_Selected extract_
### DataLoading

In [1]:
from langchain.document_loaders import UnstructuredURLLoader
import os
import time
from langchain_together import Together
from langchain.embeddings import HuggingFaceEmbeddings
from langchain.document_loaders import UnstructuredURLLoader
from langchain.vectorstores import FAISS
import pickle
from secret_key import Together_key
from langchain.chains import RetrievalQAWithSourcesChain
from langchain.text_splitter import RecursiveCharacterTextSplitter


In [13]:
os.environ['TOGETHER_API_KEY'] = Together_key
llm = Together(
    model="mistralai/Mistral-7B-Instruct-v0.1",
    temperature=0.7,
    max_tokens=128
)

In [3]:
loader = UnstructuredURLLoader(
    urls = [
        'https://www.moneycontrol.com/news/business/stocks/buy-tata-motors-target-of-rs-743-kr-choksey-11080811.html',
        'https://www.moneycontrol.com/news/business/tata-motors-launches-punch-icng-price-starts-at-rs-7-1-lakh-11098751.html',
        'https://www.moneycontrol.com/news/business/tata-motors-mahindra-gain-certificates-for-production-linked-payouts-11281691.html'
    ]
)

In [4]:
data = loader.load()
len(data)

3

In [5]:
data[0].page_content[0:100]

'English\n\nHindi\n\nGujarati\n\nSpecials\n\nHello, Login\n\nHello, Login\n\nLog-inor Sign-Up\n\nMy Account\n\nMy Pro'

In [6]:
data[0].metadata

{'source': 'https://www.moneycontrol.com/news/business/stocks/buy-tata-motors-target-of-rs-743-kr-choksey-11080811.html'}

### TextSplitting

In [7]:
from langchain.text_splitter import RecursiveCharacterTextSplitter

text_splitter = RecursiveCharacterTextSplitter(
    chunk_size=1000,
    chunk_overlap=200
)

_Collected data entries_
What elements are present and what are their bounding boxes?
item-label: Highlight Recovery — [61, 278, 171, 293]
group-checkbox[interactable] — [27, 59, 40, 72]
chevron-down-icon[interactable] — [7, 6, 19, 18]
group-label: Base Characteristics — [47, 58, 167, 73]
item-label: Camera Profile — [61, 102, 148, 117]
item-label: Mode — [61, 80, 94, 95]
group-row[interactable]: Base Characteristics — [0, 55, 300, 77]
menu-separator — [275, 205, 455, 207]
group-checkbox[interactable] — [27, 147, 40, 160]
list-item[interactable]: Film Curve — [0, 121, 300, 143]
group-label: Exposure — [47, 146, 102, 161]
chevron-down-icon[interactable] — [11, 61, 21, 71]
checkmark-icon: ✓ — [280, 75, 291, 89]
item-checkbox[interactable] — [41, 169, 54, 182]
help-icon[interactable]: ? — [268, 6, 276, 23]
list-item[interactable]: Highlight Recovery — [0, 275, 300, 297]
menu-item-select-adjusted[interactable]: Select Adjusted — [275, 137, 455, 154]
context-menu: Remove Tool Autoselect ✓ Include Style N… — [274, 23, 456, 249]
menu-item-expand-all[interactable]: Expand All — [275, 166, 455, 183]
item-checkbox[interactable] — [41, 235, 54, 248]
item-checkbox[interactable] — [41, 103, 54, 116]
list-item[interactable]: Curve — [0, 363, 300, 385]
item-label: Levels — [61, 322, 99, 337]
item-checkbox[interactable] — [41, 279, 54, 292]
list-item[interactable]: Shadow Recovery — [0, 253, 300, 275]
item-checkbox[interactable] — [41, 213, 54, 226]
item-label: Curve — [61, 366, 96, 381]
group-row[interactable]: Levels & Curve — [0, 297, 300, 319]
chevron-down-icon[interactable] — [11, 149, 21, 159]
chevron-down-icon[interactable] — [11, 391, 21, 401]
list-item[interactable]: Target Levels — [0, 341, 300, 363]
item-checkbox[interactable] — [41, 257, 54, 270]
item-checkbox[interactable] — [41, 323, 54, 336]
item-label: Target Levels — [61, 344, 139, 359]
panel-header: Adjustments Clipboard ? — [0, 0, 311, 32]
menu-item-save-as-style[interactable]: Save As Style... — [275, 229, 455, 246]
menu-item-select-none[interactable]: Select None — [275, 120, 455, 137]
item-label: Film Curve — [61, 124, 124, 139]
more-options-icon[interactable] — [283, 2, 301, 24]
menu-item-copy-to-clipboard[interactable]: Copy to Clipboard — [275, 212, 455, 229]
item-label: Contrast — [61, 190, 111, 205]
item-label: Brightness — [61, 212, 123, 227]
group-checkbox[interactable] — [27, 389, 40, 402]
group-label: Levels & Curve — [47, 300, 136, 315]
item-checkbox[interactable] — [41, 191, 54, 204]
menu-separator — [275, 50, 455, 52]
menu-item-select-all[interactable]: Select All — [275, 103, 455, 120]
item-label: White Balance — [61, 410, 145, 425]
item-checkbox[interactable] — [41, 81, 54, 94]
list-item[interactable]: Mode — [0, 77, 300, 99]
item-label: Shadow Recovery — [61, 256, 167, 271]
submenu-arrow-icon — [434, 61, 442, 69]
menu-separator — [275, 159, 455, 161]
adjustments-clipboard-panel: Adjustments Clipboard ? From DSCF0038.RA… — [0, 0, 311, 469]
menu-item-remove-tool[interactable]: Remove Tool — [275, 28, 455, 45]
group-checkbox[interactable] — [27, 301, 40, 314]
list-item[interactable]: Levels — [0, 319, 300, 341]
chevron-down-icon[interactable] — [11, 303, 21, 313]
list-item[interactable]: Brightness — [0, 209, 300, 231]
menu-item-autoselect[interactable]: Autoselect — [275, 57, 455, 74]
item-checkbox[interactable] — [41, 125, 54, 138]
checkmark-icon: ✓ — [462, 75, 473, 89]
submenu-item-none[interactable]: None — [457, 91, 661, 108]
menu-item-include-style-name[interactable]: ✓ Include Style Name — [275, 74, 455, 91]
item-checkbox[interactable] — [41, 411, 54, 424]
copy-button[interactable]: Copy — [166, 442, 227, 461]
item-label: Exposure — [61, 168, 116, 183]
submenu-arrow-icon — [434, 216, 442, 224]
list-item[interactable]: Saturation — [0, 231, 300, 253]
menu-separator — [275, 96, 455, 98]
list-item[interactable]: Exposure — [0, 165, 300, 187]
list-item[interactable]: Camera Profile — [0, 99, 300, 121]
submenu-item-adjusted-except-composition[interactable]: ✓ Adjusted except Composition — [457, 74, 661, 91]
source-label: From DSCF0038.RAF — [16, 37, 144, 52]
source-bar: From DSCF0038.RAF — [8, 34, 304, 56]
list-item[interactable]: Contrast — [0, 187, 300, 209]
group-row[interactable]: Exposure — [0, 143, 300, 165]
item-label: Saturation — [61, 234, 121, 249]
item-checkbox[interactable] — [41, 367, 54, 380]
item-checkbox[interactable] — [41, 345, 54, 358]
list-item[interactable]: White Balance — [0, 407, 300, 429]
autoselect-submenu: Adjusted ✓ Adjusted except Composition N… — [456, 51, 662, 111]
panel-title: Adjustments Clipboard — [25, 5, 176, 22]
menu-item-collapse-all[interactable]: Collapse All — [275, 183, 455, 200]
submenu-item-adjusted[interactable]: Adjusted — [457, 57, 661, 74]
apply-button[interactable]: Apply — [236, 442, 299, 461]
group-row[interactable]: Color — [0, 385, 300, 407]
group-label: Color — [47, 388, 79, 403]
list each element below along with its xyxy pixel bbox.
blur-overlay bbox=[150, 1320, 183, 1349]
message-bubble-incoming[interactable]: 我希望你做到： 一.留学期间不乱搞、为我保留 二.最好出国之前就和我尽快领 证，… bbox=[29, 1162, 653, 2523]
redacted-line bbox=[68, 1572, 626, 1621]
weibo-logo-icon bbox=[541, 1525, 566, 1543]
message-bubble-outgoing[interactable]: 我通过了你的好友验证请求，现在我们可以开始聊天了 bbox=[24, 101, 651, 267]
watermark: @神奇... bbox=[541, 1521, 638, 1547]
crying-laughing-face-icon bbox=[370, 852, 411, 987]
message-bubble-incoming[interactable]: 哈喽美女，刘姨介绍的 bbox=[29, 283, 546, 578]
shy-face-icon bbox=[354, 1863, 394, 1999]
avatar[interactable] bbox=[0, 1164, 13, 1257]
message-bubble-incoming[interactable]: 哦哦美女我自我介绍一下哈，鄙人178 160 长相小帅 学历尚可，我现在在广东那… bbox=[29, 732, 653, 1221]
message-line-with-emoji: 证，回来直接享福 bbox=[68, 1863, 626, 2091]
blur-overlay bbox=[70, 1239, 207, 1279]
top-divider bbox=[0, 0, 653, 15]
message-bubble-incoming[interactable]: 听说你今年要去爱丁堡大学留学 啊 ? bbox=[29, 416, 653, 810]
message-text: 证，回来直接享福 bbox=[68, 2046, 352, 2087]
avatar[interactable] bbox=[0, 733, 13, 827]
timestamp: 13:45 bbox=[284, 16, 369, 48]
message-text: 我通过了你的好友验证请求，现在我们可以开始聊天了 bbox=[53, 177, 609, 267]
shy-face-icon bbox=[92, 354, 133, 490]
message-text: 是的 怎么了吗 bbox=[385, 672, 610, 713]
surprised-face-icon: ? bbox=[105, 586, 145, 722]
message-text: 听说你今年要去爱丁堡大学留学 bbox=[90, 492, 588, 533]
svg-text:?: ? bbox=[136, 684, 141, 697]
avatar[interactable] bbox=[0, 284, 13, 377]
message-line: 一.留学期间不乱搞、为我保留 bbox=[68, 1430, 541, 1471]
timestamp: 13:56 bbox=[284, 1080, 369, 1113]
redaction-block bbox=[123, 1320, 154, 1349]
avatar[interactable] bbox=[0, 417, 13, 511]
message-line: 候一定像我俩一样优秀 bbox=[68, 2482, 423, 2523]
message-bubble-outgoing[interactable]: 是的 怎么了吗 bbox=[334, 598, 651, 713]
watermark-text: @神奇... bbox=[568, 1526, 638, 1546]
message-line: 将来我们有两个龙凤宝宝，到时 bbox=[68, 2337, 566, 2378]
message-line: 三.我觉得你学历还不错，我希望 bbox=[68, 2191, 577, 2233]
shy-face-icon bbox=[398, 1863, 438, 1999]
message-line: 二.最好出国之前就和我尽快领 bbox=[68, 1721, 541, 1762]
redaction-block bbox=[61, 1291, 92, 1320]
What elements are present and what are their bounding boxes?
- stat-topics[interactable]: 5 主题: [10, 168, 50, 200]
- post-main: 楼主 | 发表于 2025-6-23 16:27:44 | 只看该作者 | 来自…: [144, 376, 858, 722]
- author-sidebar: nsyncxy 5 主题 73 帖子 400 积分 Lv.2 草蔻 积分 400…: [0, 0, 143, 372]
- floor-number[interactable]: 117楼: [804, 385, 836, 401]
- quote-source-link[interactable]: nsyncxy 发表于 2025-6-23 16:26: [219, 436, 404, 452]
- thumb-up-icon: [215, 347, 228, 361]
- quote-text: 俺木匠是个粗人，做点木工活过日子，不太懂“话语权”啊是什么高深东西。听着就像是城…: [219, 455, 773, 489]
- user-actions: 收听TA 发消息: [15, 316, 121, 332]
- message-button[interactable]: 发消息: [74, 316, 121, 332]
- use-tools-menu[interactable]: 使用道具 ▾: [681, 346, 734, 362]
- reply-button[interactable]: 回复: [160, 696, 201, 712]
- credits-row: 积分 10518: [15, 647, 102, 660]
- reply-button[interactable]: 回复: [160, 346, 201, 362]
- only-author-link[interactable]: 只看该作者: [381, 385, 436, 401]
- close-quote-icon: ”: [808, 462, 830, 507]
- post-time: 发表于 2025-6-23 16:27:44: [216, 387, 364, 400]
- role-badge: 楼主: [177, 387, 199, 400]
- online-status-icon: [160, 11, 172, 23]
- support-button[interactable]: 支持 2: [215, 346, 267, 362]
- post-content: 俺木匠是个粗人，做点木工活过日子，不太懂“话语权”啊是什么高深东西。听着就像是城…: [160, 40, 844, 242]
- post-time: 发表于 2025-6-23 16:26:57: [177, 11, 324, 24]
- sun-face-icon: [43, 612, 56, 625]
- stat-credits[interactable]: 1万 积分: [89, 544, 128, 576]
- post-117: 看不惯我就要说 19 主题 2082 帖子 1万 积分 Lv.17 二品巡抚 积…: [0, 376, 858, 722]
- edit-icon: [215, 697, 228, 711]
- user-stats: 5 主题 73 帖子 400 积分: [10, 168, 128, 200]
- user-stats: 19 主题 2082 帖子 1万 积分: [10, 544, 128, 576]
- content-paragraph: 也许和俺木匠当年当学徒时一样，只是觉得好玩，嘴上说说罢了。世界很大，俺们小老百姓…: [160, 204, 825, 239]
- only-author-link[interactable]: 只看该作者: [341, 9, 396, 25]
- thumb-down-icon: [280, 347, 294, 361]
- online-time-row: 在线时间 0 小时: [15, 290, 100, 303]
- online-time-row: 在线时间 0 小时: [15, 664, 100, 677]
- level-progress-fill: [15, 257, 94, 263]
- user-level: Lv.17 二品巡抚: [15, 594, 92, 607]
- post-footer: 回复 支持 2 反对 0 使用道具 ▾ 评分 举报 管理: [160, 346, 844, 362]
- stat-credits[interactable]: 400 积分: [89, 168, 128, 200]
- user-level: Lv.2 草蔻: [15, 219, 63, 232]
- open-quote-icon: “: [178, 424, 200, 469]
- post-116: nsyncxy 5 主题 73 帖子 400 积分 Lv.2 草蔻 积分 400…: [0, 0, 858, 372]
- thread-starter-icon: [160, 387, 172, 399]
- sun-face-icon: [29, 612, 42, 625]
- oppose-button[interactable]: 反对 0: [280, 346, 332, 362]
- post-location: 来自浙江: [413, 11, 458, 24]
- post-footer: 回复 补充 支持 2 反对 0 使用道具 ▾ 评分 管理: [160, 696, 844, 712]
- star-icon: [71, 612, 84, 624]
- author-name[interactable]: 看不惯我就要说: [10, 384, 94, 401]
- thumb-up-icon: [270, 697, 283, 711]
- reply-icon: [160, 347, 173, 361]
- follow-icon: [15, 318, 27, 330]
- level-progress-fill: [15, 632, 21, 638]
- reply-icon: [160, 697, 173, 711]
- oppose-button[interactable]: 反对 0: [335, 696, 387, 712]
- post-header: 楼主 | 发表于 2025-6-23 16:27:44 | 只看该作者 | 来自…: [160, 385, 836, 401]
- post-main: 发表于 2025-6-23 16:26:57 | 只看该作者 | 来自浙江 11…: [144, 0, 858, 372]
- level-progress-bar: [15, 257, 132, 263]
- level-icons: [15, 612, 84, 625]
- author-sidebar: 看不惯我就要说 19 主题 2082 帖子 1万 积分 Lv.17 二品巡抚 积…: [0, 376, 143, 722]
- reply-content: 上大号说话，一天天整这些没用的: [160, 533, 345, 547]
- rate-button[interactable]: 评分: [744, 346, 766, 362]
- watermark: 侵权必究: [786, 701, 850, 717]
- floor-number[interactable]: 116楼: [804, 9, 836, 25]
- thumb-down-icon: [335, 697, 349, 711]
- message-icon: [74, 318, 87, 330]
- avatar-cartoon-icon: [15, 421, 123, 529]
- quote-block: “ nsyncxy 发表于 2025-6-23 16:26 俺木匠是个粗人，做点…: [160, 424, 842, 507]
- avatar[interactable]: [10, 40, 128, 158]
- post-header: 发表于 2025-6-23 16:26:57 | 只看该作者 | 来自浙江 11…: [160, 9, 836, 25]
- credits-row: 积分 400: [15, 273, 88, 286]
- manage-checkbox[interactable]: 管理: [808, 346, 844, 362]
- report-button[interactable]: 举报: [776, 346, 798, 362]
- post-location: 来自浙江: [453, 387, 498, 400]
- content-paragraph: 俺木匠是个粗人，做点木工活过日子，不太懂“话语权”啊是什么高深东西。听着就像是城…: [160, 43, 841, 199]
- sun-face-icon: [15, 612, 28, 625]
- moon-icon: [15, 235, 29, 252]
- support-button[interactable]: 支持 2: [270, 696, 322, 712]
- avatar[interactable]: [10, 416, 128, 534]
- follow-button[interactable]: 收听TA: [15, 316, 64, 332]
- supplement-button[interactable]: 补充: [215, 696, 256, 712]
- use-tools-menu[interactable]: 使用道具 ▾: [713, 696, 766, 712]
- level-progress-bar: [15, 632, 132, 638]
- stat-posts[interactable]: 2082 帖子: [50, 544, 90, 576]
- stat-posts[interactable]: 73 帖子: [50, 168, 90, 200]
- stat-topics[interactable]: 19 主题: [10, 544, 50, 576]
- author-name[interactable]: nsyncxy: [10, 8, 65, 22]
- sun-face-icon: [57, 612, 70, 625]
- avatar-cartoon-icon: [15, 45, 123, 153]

_Exercise tasks_
A) From the LangChain notebook, list every URL passed to UnstructuredURLLoader.
B) Continue the LangChain notebook after its last code cell.
None of the records is needed for this work.

_Set of answers_
A)
- https://www.moneycontrol.com/news/business/stocks/buy-tata-motors-target-of-rs-743-kr-choksey-11080811.html
- https://www.moneycontrol.com/news/business/tata-motors-launches-punch-icng-price-starts-at-rs-7-1-lakh-11098751.html
- https://www.moneycontrol.com/news/business/tata-motors-mahindra-gain-certificates-for-production-linked-payouts-11281691.html

B)
# As data is of type documents we can directly use split_documents over split_text in order to get the chunks.
docs = text_splitter.split_documents(data)
len(docs)

22

In [8]:
docs[0]

Document(metadata={'source': 'https://www.moneycontrol.com/news/business/stocks/buy-tata-motors-target-of-rs-743-kr-choksey-11080811.html'}, page_content='English\n\nHindi\n\nGujarati\n\nSpecials\n\nHello, Login\n\nHello, Login\n\nLog-inor Sign-Up\n\nMy Account\n\nMy Profile\n\nMy Portfolio\n\nMy Watchlist\n\nMy Alerts\n\nMy Messages\n\nPrice Alerts\n\nMy Profile\n\nMy PRO\n\nMy Portfolio\n\nMy Watchlist\n\nMy Alerts\n\nMy Messages\n\nPrice Alerts\n\nLogout\n\nLoans up to ₹50 LAKHS\n\nFixed Deposits\n\nCredit CardsLifetime Free\n\nCredit Score\n\nChat with Us\n\nDownload App\n\nFollow us on:\n\nNetwork 18\n\nGo Ad-Free\n\nMy Alerts\n\n>->MC_ENG_DESKTOP/MC_ENG_NEWS/MC_ENG_STOCKS_AS/MC_ENG_ROS_NWS_STK_AS_ATF_728\n\nMoneycontrol\n\nGo PRO NowPRO\n\nMoneycontrol PRO\n\nAdvertisement\n\nRemove Ad\n\nBusiness\n\nMarkets\n\nStocks\n\nEconomy\n\nCompanies\n\nTrends\n\nIPO\n\nOpinion\n\nEV Special\n\nSubscription Products\n\nprofile\n\nAmbareesh Baliga\n\nprofile\n\nCK Narayan\n\nprofile\n\nT G

In [9]:
embedding_model = HuggingFaceEmbeddings(model_name="sentence-transformers/all-MiniLM-L6-v2")
vectorstore_mistral = FAISS.from_documents(docs, embedding_model)

  embedding_model = HuggingFaceEmbeddings(model_name="sentence-transformers/all-MiniLM-L6-v2")
  from .autonotebook import tqdm as notebook_tqdm


In [10]:
# Storing vector index create in local
file_path="sample_vector_index.pkl"
with open(file_path, "wb") as f:
    pickle.dump(vectorstore_mistral, f)

In [11]:
if os.path.exists(file_path):
    with open(file_path, "rb") as f:
        vectorIndex = pickle.load(f)

## Retrieving

In [15]:
chain = RetrievalQAWithSourcesChain.from_llm(llm=llm, retriever=vectorIndex.as_retriever())

query = "what is the price of Tiago iCNG?"
# query = "what are the main features of punch iCNG?"

import logging

# See everything LangChain is doing
logging.basicConfig(level=logging.DEBUG)


chain({"question": query}, return_only_outputs=True)

  chain({"question": query}, return_only_outputs=True)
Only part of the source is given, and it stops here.